Write out everything from the start of the listing down through the line containing "x-tick-label-2015: 2015: [42, 374, 78, 390]", keeping each line as it appears.

___ Records to process ___

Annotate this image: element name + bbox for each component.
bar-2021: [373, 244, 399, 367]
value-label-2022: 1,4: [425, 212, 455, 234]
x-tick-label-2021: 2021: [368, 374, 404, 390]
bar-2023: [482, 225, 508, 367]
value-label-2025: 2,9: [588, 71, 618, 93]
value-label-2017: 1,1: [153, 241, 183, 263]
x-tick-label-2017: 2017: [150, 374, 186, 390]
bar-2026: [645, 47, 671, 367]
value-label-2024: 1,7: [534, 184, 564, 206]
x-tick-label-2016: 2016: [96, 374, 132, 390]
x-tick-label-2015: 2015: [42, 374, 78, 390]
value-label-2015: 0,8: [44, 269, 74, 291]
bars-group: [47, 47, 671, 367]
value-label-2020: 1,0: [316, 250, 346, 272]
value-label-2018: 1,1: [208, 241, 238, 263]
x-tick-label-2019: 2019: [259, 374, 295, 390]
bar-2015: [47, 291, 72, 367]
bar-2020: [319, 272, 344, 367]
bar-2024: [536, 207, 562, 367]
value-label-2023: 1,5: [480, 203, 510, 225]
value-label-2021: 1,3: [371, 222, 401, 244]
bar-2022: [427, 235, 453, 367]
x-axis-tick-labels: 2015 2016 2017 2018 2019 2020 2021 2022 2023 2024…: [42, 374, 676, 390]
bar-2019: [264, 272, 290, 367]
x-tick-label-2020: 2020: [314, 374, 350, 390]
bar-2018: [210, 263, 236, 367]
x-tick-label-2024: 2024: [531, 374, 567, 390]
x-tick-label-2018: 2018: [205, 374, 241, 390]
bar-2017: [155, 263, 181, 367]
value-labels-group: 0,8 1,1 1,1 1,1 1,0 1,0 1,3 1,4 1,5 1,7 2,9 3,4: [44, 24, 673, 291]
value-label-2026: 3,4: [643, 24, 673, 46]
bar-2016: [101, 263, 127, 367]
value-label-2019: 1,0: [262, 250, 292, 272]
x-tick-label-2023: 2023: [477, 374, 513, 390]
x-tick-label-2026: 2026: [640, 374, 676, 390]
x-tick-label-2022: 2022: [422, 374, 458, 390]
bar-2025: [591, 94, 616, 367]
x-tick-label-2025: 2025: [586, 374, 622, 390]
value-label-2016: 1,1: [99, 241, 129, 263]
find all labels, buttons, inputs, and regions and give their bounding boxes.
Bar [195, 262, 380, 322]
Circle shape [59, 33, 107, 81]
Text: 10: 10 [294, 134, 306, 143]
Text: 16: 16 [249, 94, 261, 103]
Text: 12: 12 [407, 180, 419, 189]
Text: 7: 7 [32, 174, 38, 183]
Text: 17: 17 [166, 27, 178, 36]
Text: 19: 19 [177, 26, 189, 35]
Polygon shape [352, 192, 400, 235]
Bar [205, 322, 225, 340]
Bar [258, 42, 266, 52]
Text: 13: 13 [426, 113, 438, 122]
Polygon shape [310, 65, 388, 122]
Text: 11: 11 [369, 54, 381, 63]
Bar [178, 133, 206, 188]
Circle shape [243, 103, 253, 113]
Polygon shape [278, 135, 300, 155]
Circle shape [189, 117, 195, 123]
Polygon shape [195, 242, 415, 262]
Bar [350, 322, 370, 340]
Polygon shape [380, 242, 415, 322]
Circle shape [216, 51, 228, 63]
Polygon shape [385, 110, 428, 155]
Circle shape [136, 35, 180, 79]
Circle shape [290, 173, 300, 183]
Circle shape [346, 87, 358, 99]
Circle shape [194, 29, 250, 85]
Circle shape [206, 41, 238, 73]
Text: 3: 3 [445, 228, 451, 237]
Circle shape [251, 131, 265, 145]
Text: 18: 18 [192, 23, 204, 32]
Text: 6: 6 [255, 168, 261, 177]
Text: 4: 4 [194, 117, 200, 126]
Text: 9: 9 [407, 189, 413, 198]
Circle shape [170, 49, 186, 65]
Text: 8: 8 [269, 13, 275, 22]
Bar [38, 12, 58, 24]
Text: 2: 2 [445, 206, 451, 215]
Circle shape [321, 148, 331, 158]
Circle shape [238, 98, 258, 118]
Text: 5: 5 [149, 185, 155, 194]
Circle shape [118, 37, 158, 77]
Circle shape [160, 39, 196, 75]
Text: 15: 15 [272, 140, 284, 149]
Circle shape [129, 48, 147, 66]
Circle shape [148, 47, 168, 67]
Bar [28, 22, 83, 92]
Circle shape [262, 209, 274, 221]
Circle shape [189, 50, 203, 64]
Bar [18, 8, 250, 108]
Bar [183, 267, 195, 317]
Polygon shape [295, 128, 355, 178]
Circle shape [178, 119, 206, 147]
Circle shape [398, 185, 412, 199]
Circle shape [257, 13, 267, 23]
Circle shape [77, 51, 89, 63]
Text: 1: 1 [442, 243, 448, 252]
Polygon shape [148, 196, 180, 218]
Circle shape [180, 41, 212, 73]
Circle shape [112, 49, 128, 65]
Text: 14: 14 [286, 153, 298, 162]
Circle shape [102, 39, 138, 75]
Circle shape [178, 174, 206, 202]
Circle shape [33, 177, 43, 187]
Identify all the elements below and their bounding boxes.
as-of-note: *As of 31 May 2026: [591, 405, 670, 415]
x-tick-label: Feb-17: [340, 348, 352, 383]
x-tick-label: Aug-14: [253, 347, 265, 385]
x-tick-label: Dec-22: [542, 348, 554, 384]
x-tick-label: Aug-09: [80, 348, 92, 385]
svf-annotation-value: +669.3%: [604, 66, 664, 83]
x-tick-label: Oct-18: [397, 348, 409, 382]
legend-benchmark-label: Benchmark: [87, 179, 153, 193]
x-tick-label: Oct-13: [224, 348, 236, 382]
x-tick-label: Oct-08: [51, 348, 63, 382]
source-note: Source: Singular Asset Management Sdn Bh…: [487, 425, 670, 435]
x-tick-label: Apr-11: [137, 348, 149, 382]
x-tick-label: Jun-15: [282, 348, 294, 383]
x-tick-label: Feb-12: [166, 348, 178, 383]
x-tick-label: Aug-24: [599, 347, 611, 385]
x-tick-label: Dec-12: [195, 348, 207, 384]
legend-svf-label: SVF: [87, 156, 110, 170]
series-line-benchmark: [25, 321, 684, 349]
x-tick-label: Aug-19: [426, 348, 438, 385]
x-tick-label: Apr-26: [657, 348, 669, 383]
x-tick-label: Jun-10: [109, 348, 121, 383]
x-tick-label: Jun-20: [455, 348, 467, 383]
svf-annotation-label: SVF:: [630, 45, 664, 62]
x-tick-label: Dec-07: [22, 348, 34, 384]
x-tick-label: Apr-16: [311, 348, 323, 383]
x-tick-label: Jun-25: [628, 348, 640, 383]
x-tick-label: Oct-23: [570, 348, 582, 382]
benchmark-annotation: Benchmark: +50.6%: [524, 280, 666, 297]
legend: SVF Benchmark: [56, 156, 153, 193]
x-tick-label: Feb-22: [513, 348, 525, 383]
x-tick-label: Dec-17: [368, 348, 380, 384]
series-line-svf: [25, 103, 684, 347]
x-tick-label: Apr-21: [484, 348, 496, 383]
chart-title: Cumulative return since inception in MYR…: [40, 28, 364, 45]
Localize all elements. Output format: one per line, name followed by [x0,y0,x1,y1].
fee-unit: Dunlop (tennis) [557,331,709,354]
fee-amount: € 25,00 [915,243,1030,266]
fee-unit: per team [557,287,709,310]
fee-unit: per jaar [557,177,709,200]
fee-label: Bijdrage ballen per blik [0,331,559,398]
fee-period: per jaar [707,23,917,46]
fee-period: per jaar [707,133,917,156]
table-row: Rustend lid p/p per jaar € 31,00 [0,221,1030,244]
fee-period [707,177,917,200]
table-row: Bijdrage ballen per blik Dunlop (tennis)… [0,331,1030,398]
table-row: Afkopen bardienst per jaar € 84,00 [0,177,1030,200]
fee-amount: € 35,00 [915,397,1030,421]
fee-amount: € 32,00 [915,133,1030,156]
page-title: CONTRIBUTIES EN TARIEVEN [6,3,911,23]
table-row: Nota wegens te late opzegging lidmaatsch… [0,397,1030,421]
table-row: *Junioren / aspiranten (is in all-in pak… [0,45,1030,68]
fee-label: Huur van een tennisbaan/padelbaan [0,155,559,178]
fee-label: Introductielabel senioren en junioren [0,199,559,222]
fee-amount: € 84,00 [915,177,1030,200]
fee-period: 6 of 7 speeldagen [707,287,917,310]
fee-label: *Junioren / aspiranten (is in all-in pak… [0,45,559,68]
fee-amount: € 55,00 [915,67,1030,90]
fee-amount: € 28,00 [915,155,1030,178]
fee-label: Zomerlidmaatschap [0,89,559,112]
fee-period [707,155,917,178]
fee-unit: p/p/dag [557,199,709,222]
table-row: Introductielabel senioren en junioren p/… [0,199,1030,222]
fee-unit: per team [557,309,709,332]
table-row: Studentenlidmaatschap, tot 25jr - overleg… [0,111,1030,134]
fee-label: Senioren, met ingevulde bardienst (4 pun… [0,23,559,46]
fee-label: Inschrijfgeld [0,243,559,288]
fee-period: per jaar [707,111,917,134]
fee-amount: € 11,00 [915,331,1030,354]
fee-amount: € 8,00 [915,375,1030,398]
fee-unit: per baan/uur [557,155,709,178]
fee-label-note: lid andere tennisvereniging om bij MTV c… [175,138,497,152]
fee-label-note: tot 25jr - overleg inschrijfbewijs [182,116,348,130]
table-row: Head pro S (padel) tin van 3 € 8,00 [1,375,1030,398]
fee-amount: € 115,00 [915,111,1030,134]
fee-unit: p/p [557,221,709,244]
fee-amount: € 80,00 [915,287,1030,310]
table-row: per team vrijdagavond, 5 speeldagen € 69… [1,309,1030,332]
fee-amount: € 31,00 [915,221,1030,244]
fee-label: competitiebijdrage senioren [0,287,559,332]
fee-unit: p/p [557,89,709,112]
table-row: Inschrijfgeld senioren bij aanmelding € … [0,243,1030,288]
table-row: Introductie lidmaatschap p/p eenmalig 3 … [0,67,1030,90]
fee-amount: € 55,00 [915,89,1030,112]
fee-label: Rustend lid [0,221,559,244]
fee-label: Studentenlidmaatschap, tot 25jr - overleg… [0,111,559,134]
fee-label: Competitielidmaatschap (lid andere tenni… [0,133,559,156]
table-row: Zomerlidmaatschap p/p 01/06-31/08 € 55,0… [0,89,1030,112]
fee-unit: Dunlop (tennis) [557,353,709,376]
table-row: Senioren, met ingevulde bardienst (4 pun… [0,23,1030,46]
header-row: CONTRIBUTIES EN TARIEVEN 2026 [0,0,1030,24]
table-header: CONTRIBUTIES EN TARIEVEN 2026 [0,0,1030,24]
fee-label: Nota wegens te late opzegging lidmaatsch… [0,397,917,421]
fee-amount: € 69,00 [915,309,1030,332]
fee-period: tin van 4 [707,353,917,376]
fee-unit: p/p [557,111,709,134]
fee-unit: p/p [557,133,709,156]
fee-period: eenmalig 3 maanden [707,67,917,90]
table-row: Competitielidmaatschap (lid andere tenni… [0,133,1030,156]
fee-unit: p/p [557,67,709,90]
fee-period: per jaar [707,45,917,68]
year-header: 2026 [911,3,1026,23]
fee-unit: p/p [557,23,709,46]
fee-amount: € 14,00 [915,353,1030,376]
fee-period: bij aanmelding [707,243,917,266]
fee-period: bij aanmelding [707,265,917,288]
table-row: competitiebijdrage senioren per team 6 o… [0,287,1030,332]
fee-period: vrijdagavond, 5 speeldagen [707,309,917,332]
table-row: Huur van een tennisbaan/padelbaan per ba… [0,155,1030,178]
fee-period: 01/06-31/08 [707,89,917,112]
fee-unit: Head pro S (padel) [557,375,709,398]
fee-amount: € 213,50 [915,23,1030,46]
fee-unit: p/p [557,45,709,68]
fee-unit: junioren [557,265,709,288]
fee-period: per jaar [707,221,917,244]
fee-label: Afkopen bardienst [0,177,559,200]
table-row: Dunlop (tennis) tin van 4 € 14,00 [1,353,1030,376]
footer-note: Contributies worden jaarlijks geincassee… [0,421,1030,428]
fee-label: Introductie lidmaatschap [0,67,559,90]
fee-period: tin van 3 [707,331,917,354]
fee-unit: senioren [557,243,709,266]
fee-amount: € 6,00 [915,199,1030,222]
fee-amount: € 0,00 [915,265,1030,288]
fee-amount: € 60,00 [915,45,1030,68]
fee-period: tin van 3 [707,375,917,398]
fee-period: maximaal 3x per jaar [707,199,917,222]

___

**Solution for this problem:**
Annotate this image: element name + bbox for each component.
bar-2021: [373, 244, 399, 367]
value-label-2022: 1,4: [425, 212, 455, 234]
x-tick-label-2021: 2021: [368, 374, 404, 390]
bar-2023: [482, 225, 508, 367]
value-label-2025: 2,9: [588, 71, 618, 93]
value-label-2017: 1,1: [153, 241, 183, 263]
x-tick-label-2017: 2017: [150, 374, 186, 390]
bar-2026: [645, 47, 671, 367]
value-label-2024: 1,7: [534, 184, 564, 206]
x-tick-label-2016: 2016: [96, 374, 132, 390]
x-tick-label-2015: 2015: [42, 374, 78, 390]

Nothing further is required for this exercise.